PROVIDED MATERIAL:
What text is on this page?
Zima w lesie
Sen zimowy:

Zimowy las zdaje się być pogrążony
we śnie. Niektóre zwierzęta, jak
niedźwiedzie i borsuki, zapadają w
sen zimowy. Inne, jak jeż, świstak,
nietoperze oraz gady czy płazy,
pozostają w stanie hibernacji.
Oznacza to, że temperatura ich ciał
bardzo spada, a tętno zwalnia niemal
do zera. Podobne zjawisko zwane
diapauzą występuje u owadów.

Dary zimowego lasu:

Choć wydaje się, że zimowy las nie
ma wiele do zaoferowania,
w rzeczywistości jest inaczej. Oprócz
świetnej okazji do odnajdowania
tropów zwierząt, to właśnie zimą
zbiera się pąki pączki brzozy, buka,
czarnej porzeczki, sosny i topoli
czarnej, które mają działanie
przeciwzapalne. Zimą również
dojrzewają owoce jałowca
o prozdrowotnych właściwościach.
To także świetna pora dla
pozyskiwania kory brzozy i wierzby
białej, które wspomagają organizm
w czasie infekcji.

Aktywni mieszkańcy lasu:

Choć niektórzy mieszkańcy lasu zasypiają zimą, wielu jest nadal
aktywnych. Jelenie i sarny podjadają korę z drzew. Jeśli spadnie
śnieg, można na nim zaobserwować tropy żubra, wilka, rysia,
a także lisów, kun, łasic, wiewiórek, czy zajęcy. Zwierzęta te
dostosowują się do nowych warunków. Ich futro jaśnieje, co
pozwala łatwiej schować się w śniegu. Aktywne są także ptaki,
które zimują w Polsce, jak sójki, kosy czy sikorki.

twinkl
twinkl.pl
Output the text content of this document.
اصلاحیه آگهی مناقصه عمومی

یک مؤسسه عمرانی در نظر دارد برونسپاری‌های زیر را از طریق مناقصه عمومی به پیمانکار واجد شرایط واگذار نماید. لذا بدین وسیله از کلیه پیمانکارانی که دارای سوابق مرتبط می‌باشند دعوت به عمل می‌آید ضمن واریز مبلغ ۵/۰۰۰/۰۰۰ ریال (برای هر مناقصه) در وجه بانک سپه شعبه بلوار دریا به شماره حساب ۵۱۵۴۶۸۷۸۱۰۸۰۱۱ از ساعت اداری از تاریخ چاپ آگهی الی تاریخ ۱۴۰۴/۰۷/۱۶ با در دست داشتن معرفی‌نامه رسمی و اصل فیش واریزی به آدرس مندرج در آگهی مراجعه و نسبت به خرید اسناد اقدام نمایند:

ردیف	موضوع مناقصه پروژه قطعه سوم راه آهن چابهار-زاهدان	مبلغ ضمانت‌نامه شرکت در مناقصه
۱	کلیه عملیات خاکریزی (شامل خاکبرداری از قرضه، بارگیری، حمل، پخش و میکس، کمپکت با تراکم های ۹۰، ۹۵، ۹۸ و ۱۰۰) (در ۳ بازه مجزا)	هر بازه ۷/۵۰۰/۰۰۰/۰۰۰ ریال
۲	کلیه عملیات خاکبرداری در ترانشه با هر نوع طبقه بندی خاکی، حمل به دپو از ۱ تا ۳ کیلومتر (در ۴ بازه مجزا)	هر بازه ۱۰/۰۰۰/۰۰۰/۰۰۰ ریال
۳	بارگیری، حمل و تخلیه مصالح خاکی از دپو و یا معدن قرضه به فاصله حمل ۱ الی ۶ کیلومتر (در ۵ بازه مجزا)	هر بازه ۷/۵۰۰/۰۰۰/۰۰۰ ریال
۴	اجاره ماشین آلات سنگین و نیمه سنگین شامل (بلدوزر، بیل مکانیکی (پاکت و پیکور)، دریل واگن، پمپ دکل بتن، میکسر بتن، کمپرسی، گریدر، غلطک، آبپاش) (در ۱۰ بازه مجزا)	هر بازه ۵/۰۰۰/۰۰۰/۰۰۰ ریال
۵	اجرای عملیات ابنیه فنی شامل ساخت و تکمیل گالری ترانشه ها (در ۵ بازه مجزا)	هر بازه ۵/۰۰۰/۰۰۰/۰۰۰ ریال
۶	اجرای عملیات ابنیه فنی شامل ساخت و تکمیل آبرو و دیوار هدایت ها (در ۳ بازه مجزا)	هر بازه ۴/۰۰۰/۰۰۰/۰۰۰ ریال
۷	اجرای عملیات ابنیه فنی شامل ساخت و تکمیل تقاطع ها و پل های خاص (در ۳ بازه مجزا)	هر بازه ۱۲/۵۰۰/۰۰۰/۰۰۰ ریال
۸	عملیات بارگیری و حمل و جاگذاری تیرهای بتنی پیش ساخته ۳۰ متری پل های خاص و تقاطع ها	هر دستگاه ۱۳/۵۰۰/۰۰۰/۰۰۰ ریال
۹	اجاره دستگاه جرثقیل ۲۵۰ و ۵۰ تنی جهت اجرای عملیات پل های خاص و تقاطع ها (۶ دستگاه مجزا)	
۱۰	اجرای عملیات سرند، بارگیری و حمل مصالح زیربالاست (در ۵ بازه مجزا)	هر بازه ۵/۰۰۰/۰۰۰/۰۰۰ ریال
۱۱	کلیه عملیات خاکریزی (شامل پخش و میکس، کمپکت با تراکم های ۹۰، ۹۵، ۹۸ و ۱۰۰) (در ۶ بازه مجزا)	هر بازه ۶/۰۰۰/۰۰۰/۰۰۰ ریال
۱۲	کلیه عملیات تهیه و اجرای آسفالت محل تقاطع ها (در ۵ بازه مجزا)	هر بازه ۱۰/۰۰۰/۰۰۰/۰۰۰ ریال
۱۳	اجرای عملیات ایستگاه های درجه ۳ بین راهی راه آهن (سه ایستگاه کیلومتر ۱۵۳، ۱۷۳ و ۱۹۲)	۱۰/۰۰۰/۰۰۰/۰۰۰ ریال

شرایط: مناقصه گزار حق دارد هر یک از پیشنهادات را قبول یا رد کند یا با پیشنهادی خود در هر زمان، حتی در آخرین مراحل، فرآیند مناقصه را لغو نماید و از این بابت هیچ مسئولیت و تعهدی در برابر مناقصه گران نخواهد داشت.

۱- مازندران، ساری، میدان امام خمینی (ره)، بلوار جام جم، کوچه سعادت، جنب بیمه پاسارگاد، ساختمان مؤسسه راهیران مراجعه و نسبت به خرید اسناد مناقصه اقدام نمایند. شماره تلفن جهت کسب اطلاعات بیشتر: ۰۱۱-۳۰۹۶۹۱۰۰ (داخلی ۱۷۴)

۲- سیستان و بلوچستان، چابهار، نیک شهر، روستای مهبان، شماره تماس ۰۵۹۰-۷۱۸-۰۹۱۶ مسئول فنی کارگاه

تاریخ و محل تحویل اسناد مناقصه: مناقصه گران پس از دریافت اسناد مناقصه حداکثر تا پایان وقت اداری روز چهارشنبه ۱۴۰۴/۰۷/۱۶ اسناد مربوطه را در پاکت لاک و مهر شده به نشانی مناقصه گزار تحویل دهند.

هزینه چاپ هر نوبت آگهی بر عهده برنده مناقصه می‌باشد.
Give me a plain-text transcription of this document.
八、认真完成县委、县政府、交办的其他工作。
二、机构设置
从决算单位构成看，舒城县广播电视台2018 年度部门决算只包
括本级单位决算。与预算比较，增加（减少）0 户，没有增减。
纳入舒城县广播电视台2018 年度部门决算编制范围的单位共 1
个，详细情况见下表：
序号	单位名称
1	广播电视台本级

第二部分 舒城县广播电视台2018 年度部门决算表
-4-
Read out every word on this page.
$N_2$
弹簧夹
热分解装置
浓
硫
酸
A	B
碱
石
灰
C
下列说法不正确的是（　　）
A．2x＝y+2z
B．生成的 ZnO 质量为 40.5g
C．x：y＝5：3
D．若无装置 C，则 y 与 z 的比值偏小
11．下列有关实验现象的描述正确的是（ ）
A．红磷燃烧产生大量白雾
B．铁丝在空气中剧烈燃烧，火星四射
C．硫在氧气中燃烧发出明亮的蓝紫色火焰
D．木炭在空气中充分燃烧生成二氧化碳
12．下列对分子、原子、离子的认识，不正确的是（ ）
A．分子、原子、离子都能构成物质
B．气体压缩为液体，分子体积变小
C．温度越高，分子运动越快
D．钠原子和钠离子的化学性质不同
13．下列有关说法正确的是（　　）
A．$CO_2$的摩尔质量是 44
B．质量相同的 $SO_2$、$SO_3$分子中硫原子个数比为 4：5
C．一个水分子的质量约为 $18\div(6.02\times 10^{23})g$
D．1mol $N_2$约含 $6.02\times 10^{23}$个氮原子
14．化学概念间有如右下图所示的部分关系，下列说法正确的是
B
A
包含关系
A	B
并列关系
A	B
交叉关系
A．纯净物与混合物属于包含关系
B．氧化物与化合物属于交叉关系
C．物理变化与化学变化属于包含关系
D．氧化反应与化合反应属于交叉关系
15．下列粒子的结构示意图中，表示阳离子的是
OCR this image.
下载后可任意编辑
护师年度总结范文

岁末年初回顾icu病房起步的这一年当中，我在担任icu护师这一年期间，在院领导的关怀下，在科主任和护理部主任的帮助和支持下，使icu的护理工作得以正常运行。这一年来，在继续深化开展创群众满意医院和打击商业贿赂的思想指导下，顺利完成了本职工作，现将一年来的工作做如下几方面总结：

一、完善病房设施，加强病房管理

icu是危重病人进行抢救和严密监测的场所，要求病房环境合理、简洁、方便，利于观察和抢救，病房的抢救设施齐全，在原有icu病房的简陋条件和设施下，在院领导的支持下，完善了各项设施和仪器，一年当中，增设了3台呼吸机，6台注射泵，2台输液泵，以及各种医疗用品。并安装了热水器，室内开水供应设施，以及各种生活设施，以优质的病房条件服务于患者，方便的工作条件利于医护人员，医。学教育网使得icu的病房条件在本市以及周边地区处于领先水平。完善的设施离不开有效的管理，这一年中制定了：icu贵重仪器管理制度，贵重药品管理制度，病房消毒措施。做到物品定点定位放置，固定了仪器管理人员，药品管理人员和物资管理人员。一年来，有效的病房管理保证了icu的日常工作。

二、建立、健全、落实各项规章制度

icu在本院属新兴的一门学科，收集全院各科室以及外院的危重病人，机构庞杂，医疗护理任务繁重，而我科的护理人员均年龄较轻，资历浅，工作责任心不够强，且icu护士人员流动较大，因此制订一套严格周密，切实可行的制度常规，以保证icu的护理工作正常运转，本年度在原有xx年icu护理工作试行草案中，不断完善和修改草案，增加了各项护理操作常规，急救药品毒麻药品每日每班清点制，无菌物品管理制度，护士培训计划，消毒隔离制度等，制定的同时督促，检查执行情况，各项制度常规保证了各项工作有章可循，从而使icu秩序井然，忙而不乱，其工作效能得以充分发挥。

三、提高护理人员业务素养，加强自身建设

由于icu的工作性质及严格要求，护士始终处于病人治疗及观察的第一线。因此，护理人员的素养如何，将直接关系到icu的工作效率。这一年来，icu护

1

CHALLENGE: Copy only the stretch running from the line containing "OCR this image." to the final line of the entries, both ends included, exactly as it stands.

RESPONSE:
OCR this image.
下载后可任意编辑
护师年度总结范文

岁末年初回顾icu病房起步的这一年当中，我在担任icu护师这一年期间，在院领导的关怀下，在科主任和护理部主任的帮助和支持下，使icu的护理工作得以正常运行。这一年来，在继续深化开展创群众满意医院和打击商业贿赂的思想指导下，顺利完成了本职工作，现将一年来的工作做如下几方面总结：

一、完善病房设施，加强病房管理

icu是危重病人进行抢救和严密监测的场所，要求病房环境合理、简洁、方便，利于观察和抢救，病房的抢救设施齐全，在原有icu病房的简陋条件和设施下，在院领导的支持下，完善了各项设施和仪器，一年当中，增设了3台呼吸机，6台注射泵，2台输液泵，以及各种医疗用品。并安装了热水器，室内开水供应设施，以及各种生活设施，以优质的病房条件服务于患者，方便的工作条件利于医护人员，医。学教育网使得icu的病房条件在本市以及周边地区处于领先水平。完善的设施离不开有效的管理，这一年中制定了：icu贵重仪器管理制度，贵重药品管理制度，病房消毒措施。做到物品定点定位放置，固定了仪器管理人员，药品管理人员和物资管理人员。一年来，有效的病房管理保证了icu的日常工作。

二、建立、健全、落实各项规章制度

icu在本院属新兴的一门学科，收集全院各科室以及外院的危重病人，机构庞杂，医疗护理任务繁重，而我科的护理人员均年龄较轻，资历浅，工作责任心不够强，且icu护士人员流动较大，因此制订一套严格周密，切实可行的制度常规，以保证icu的护理工作正常运转，本年度在原有xx年icu护理工作试行草案中，不断完善和修改草案，增加了各项护理操作常规，急救药品毒麻药品每日每班清点制，无菌物品管理制度，护士培训计划，消毒隔离制度等，制定的同时督促，检查执行情况，各项制度常规保证了各项工作有章可循，从而使icu秩序井然，忙而不乱，其工作效能得以充分发挥。

三、提高护理人员业务素养，加强自身建设

由于icu的工作性质及严格要求，护士始终处于病人治疗及观察的第一线。因此，护理人员的素养如何，将直接关系到icu的工作效率。这一年来，icu护

1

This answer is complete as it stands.